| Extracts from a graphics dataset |
══════════

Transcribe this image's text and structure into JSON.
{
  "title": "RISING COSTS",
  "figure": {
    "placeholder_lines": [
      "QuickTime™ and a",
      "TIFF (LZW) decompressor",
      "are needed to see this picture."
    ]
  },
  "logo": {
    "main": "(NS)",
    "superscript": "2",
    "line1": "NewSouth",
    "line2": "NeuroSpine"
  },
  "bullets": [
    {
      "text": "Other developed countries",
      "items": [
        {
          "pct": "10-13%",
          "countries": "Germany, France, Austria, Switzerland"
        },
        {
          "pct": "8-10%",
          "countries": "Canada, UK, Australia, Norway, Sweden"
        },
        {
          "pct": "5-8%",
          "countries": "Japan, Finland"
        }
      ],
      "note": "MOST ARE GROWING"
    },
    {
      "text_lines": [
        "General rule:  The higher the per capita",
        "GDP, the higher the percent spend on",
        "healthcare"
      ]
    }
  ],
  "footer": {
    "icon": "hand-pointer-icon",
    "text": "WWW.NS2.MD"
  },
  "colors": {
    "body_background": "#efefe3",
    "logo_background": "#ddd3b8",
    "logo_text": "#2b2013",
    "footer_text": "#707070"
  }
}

══════════

| Exercise objective |
Write out the entries above once more, without altering anything.

| Response to the task |
Transcribe this image's text and structure into JSON.
{
  "title": "RISING COSTS",
  "figure": {
    "placeholder_lines": [
      "QuickTime™ and a",
      "TIFF (LZW) decompressor",
      "are needed to see this picture."
    ]
  },
  "logo": {
    "main": "(NS)",
    "superscript": "2",
    "line1": "NewSouth",
    "line2": "NeuroSpine"
  },
  "bullets": [
    {
      "text": "Other developed countries",
      "items": [
        {
          "pct": "10-13%",
          "countries": "Germany, France, Austria, Switzerland"
        },
        {
          "pct": "8-10%",
          "countries": "Canada, UK, Australia, Norway, Sweden"
        },
        {
          "pct": "5-8%",
          "countries": "Japan, Finland"
        }
      ],
      "note": "MOST ARE GROWING"
    },
    {
      "text_lines": [
        "General rule:  The higher the per capita",
        "GDP, the higher the percent spend on",
        "healthcare"
      ]
    }
  ],
  "footer": {
    "icon": "hand-pointer-icon",
    "text": "WWW.NS2.MD"
  },
  "colors": {
    "body_background": "#efefe3",
    "logo_background": "#ddd3b8",
    "logo_text": "#2b2013",
    "footer_text": "#707070"
  }
}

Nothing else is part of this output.